DESCRIPTION OF THE TASK :: Give the data a second time, exactly and in full.

Lines of data

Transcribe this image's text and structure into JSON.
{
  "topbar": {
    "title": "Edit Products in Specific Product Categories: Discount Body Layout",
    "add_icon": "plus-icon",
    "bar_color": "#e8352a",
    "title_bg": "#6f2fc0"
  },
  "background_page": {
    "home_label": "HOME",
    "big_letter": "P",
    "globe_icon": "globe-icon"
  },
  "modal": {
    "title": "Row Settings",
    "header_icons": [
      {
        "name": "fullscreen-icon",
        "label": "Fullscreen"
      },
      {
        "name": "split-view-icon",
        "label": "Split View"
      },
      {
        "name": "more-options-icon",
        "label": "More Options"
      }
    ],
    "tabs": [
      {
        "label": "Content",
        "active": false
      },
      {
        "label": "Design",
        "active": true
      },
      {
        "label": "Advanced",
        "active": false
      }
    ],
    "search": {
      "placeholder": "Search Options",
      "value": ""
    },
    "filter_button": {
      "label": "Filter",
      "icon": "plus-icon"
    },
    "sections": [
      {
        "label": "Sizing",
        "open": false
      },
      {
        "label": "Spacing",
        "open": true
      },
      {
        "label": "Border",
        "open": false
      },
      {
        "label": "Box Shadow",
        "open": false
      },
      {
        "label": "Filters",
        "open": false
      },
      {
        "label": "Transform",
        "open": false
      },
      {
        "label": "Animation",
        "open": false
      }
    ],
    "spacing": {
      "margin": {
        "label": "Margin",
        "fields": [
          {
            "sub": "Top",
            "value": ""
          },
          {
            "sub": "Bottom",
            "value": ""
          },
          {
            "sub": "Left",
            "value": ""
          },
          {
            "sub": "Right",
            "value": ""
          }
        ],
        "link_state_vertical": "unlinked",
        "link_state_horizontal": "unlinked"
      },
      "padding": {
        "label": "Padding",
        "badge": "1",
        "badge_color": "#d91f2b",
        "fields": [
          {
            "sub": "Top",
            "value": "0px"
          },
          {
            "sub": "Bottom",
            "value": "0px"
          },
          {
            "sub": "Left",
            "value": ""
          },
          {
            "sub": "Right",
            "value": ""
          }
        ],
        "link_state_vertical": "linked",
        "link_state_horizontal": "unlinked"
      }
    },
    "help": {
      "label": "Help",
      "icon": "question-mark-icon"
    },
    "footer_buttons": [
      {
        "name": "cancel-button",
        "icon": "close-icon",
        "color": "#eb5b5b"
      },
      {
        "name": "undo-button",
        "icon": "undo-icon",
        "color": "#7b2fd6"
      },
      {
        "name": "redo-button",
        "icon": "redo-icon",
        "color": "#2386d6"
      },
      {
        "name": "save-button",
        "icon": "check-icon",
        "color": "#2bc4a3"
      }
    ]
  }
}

OUTPUT OF THE EXERCISE ::
Transcribe this image's text and structure into JSON.
{
  "topbar": {
    "title": "Edit Products in Specific Product Categories: Discount Body Layout",
    "add_icon": "plus-icon",
    "bar_color": "#e8352a",
    "title_bg": "#6f2fc0"
  },
  "background_page": {
    "home_label": "HOME",
    "big_letter": "P",
    "globe_icon": "globe-icon"
  },
  "modal": {
    "title": "Row Settings",
    "header_icons": [
      {
        "name": "fullscreen-icon",
        "label": "Fullscreen"
      },
      {
        "name": "split-view-icon",
        "label": "Split View"
      },
      {
        "name": "more-options-icon",
        "label": "More Options"
      }
    ],
    "tabs": [
      {
        "label": "Content",
        "active": false
      },
      {
        "label": "Design",
        "active": true
      },
      {
        "label": "Advanced",
        "active": false
      }
    ],
    "search": {
      "placeholder": "Search Options",
      "value": ""
    },
    "filter_button": {
      "label": "Filter",
      "icon": "plus-icon"
    },
    "sections": [
      {
        "label": "Sizing",
        "open": false
      },
      {
        "label": "Spacing",
        "open": true
      },
      {
        "label": "Border",
        "open": false
      },
      {
        "label": "Box Shadow",
        "open": false
      },
      {
        "label": "Filters",
        "open": false
      },
      {
        "label": "Transform",
        "open": false
      },
      {
        "label": "Animation",
        "open": false
      }
    ],
    "spacing": {
      "margin": {
        "label": "Margin",
        "fields": [
          {
            "sub": "Top",
            "value": ""
          },
          {
            "sub": "Bottom",
            "value": ""
          },
          {
            "sub": "Left",
            "value": ""
          },
          {
            "sub": "Right",
            "value": ""
          }
        ],
        "link_state_vertical": "unlinked",
        "link_state_horizontal": "unlinked"
      },
      "padding": {
        "label": "Padding",
        "badge": "1",
        "badge_color": "#d91f2b",
        "fields": [
          {
            "sub": "Top",
            "value": "0px"
          },
          {
            "sub": "Bottom",
            "value": "0px"
          },
          {
            "sub": "Left",
            "value": ""
          },
          {
            "sub": "Right",
            "value": ""
          }
        ],
        "link_state_vertical": "linked",
        "link_state_horizontal": "unlinked"
      }
    },
    "help": {
      "label": "Help",
      "icon": "question-mark-icon"
    },
    "footer_buttons": [
      {
        "name": "cancel-button",
        "icon": "close-icon",
        "color": "#eb5b5b"
      },
      {
        "name": "undo-button",
        "icon": "undo-icon",
        "color": "#7b2fd6"
      },
      {
        "name": "redo-button",
        "icon": "redo-icon",
        "color": "#2386d6"
      },
      {
        "name": "save-button",
        "icon": "check-icon",
        "color": "#2bc4a3"
      }
    ]
  }
}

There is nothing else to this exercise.